**PASSAGE TO READ**.

** begin **

At this point, we have an encoded, modulated, and shaped burst ready to be transmitted out of a radio. The uhd_packet_tx.grc example puts all this together, where we have packaged up most of the transmitter behavior into packet_tx.grc. We then generate random PDU's, put them through the packet_tx block, and then through a Multiply Const block and into a USRP sink. The Multiply Const block is used for digital scaling of the signal to allow us power control on top of the transmitter gain inside the USRP radio itself.
The receiver is far more complicated. The work involved here is largely in the detection and synchronization of the received frames. We must assume that frames are coming in as bursts with potentially random time intervals.
It is important to understand that it is very difficult to make a simple protocol work in all scenarios. We have to assume that some packets will be lost through either a missed detection at the start or poor synchronization statistics during processing of the burst.

** end **

**INFORMATION SUPPLIED**.
** begin **

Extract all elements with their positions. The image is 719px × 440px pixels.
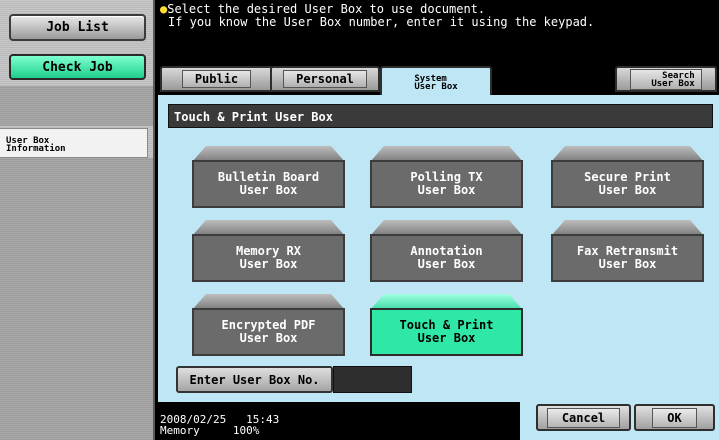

** end **

**REQUEST**. Transcribe the passage on packet transmission and reception from "The receiver is" up to and including "of the burst.". Work only from the passage on packet transmission and reception, not from the listing.

**WRITTEN RESPONSE**.
The receiver is far more complicated. The work involved here is largely in the detection and synchronization of the received frames. We must assume that frames are coming in as bursts with potentially random time intervals.
It is important to understand that it is very difficult to make a simple protocol work in all scenarios. We have to assume that some packets will be lost through either a missed detection at the start or poor synchronization statistics during processing of the burst.